__Task set__:
A: Please copy the passage about the driver Raj word for word, everything from "In spite of" down to "code of honour.".
B: Decide whether each statement agrees with the passage about the driver Raj: (i) Raj would rather have his own room than sleep in the drivers' dorm rooms; (ii) Raj's shirts for the tour were pressed by hotel staff; (iii) when the Ambassador broke down, a driver from Delhi stopped to help. Answer yes or no for each and quote the words that decide it.

--- Passage to read Enclosed Below ---

Accommodation for drivers is provided in five/six bed dorm rooms – while clean, there are disturbances from late comers/smokers/drinkers. Raj prefers to have his own room. His motto was ‘I need to take care of myself and then I can take care of my client’. He was always neatly dressed and we were amazed to find he had enough shirts in his bag for the month long tour – all pressed by his wife – ‘because she does it with feeling’. I began to understand why Raj wanted us to stay at places of his choosing – it was not simply about his earning commission, it was about being in a place where he felt comfortable, where he knew people, and where he would be looked after. The arrangement was mutually beneficial – Raj always suggested a hotel within our budget and all of his tips were very good – twice we stayed at a hotel with a swimming pool for Rs. 800 and I began to learn that sometimes a little bit of luxury is a great thing.
In spite of the difficulties Raj loves his job. He is now the proud owner of his own Ambassador, he’s seen nearly all of India, and meets lots of people. There is also a great camaraderie amongst the drivers. Once when our trusty Ambassador broke down, another driver from Delhi stopped almost immediately to offer help. Parking the car at the roadside, Raj explained that any driver would recognise the number plate and stop. It’s a code of honour.

--- End of Enclosed Passage to read ---
--- Entries supplied Enclosed Below ---

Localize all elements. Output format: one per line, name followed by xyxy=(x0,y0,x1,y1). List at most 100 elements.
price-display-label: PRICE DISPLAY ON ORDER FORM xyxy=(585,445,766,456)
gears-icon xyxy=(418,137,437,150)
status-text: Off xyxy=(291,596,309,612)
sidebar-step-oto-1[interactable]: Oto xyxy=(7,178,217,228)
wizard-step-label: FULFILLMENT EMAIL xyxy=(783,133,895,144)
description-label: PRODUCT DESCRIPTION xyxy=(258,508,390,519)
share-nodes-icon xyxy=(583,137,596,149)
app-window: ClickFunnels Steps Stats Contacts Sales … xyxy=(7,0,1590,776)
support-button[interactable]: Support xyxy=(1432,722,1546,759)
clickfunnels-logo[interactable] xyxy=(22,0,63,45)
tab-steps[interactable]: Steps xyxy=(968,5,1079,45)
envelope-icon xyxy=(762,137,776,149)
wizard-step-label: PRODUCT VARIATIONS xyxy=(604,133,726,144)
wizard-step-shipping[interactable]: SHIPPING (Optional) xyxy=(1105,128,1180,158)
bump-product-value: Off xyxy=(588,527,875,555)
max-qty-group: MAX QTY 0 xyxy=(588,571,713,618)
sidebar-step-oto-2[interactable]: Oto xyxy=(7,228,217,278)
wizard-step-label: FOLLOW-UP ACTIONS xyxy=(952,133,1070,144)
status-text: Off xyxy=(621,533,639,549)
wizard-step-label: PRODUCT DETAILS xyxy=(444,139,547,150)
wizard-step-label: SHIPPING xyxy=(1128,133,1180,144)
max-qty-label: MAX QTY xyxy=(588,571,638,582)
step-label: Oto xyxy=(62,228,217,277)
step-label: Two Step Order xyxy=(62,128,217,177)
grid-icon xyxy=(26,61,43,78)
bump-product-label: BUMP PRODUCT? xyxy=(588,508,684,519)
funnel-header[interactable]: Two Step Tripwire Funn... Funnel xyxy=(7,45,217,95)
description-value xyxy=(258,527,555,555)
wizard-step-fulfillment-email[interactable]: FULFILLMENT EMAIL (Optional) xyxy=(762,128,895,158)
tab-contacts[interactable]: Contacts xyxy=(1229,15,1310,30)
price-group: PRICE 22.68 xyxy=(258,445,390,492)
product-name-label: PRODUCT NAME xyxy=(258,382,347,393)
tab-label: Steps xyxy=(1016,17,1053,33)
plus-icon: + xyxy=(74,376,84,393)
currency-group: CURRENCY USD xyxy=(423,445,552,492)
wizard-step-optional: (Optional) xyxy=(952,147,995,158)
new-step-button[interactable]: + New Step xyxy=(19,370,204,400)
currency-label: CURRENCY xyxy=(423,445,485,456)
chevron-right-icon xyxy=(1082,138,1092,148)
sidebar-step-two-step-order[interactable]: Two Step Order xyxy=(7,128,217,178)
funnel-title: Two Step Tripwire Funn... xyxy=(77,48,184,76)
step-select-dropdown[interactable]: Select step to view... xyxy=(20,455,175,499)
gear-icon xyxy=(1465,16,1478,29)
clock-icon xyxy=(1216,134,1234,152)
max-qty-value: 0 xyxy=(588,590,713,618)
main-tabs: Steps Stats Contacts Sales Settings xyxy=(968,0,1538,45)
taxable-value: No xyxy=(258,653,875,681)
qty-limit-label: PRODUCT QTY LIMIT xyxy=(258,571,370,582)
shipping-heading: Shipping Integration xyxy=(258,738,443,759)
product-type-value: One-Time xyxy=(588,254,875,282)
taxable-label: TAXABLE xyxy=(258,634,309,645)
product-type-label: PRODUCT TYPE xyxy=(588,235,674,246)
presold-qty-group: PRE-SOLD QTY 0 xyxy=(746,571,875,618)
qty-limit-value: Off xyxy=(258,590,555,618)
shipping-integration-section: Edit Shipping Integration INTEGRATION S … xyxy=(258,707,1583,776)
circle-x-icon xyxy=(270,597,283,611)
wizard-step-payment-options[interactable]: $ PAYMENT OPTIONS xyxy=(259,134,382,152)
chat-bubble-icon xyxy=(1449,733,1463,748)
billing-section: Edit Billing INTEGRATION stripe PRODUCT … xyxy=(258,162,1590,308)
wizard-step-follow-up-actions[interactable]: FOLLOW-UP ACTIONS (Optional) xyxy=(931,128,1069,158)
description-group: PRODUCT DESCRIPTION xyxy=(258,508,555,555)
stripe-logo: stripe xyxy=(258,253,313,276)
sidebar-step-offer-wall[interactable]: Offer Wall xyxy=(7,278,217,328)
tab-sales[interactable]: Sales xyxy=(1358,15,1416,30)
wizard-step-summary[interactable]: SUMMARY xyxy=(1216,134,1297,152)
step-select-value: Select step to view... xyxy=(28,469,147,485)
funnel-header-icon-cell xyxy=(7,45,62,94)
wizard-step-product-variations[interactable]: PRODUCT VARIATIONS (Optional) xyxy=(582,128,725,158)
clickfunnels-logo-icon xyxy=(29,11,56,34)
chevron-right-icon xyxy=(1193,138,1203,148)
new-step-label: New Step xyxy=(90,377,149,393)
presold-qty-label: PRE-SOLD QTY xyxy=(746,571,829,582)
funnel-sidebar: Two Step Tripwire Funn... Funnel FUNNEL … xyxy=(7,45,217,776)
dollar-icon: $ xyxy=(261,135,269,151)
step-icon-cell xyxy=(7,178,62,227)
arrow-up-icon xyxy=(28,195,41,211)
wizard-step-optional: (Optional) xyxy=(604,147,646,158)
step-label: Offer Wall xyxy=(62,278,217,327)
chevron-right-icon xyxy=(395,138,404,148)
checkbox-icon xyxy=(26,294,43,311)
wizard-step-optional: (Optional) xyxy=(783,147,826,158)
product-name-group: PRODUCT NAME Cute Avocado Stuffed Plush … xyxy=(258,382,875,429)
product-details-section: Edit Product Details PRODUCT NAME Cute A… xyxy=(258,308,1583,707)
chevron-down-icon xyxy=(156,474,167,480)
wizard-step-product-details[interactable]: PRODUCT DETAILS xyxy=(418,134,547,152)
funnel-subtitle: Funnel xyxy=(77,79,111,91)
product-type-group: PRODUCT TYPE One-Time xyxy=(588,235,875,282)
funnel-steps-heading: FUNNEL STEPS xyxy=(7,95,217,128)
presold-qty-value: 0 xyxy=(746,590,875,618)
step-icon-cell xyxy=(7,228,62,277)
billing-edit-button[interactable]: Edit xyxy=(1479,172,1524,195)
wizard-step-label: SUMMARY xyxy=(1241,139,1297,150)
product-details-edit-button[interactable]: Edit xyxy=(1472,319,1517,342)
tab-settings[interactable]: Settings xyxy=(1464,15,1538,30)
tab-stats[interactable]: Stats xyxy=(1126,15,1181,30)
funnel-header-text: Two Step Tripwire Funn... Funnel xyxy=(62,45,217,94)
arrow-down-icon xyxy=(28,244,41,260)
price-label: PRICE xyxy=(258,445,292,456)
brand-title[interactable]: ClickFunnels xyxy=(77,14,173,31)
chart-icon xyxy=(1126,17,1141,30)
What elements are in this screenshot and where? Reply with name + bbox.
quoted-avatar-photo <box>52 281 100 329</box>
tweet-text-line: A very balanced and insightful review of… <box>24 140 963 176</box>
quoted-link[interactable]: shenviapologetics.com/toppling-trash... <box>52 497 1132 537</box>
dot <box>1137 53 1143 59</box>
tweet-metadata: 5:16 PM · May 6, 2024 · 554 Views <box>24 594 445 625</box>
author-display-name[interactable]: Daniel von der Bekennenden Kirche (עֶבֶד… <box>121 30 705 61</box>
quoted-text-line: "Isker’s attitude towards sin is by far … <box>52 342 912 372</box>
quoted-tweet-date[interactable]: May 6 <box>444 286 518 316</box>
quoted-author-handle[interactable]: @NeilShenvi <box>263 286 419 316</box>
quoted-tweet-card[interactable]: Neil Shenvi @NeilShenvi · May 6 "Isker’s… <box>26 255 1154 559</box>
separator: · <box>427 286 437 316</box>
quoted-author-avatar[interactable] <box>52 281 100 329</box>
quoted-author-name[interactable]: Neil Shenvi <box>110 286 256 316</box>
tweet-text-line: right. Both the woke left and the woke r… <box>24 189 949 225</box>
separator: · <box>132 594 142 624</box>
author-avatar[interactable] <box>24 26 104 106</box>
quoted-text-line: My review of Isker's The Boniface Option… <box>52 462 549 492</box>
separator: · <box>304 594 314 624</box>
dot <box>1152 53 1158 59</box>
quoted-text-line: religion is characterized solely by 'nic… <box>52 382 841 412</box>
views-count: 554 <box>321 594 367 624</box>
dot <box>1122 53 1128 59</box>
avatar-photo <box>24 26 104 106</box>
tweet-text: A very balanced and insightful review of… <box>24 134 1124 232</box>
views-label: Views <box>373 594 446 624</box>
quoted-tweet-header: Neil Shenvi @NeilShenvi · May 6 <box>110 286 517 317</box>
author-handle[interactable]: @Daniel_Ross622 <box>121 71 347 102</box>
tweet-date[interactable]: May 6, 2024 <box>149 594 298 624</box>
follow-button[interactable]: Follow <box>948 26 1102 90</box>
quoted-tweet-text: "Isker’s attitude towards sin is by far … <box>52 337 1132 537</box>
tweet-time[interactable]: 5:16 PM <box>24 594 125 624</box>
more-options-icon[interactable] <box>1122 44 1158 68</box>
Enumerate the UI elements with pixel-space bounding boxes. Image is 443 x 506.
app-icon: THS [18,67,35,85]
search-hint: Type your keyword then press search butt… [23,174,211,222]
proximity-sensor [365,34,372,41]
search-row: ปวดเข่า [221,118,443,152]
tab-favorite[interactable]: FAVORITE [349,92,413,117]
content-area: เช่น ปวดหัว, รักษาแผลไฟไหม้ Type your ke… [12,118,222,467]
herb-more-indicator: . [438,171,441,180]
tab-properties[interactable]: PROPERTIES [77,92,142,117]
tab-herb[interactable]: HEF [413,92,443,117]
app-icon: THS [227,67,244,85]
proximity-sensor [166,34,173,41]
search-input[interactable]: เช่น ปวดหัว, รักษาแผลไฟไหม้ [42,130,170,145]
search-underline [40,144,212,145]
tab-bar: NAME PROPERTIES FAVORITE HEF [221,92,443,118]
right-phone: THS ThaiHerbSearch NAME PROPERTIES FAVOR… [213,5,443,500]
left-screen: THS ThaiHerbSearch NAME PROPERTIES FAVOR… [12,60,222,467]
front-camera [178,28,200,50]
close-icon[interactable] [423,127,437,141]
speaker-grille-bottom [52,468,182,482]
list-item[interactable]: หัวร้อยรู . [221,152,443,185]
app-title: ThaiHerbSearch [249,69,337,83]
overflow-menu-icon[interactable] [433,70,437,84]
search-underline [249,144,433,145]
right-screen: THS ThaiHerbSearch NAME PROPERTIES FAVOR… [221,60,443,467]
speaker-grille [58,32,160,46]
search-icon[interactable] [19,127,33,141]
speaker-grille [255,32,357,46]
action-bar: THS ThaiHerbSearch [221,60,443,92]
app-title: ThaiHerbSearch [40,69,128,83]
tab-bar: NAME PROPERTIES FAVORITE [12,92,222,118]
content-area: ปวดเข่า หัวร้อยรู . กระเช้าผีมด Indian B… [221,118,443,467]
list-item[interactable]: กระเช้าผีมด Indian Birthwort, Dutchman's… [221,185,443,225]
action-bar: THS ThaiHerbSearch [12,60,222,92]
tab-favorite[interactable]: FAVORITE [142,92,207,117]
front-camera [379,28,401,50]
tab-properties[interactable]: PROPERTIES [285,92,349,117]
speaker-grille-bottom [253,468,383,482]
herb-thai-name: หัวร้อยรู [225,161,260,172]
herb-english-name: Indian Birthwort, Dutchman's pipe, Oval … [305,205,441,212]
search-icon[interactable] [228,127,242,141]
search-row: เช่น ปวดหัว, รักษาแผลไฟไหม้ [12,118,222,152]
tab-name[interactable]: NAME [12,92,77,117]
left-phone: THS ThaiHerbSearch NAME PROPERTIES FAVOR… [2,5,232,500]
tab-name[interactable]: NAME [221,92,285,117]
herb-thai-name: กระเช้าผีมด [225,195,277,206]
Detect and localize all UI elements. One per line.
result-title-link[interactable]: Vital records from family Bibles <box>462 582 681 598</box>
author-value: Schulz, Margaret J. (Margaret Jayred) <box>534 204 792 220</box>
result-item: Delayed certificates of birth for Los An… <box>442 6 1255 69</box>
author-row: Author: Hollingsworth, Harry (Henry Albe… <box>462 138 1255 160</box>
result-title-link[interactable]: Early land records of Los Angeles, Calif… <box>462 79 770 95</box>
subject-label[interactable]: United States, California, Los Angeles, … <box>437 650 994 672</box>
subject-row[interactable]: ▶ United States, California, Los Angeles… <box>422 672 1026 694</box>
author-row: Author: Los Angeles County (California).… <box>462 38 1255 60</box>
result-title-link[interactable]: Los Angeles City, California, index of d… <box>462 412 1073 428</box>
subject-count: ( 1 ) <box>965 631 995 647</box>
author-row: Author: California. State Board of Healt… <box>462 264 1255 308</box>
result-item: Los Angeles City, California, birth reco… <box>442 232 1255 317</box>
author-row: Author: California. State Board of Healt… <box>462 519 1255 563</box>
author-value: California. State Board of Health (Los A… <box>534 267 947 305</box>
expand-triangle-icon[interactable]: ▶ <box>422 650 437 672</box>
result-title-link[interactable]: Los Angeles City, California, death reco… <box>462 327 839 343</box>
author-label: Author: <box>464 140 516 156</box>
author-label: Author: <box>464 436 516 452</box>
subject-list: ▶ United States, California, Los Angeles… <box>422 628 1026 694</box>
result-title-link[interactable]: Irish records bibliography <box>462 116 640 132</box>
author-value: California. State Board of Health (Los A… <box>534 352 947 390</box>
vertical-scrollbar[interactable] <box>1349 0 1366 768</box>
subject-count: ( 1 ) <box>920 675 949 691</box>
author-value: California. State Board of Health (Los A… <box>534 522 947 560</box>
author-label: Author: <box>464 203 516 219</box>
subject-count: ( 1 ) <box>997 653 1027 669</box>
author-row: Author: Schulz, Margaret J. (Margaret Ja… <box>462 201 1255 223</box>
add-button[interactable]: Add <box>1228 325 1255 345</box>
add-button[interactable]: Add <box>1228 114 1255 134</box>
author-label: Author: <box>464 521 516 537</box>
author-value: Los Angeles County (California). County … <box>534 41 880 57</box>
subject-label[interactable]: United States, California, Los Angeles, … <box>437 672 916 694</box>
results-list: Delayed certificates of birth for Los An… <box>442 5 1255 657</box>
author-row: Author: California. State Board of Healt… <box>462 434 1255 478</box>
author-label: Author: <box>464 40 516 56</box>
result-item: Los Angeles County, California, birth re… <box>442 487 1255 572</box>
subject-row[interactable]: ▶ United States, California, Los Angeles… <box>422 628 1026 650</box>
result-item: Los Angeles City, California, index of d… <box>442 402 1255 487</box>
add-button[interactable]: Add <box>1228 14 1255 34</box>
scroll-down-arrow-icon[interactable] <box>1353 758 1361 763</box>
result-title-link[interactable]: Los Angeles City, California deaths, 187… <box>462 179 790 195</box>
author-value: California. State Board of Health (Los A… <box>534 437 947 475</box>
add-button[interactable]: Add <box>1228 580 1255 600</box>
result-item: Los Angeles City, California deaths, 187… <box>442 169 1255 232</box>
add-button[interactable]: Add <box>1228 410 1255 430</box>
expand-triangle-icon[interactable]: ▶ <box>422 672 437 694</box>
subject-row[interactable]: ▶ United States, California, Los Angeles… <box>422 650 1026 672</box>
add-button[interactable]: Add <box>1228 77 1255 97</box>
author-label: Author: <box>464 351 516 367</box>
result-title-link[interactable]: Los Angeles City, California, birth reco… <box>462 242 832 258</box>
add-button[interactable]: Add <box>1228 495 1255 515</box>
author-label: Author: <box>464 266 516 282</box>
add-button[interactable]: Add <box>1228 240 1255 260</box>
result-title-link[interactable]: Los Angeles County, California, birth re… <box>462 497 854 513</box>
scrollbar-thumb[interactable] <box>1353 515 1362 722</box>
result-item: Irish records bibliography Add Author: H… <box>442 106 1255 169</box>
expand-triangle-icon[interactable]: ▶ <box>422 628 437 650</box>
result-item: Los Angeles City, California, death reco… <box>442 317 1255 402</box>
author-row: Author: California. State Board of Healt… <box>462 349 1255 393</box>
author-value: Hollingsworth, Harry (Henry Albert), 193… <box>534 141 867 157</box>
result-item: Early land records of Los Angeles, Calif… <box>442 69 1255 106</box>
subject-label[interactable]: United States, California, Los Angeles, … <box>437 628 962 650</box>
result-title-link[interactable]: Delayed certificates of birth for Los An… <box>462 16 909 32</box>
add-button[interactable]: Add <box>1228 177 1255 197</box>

--- End of Enclosed Entries supplied ---

__Task-by-task outputs__:
A:
In spite of the difficulties Raj loves his job. He is now the proud owner of his own Ambassador, he’s seen nearly all of India, and meets lots of people. There is also a great camaraderie amongst the drivers. Once when our trusty Ambassador broke down, another driver from Delhi stopped almost immediately to offer help. Parking the car at the roadside, Raj explained that any driver would recognise the number plate and stop. It’s a code of honour.

B:
(i) Yes: "Raj prefers to have his own room."
(ii) No: "all pressed by his wife"
(iii) Yes: "another driver from Delhi stopped almost immediately to offer help."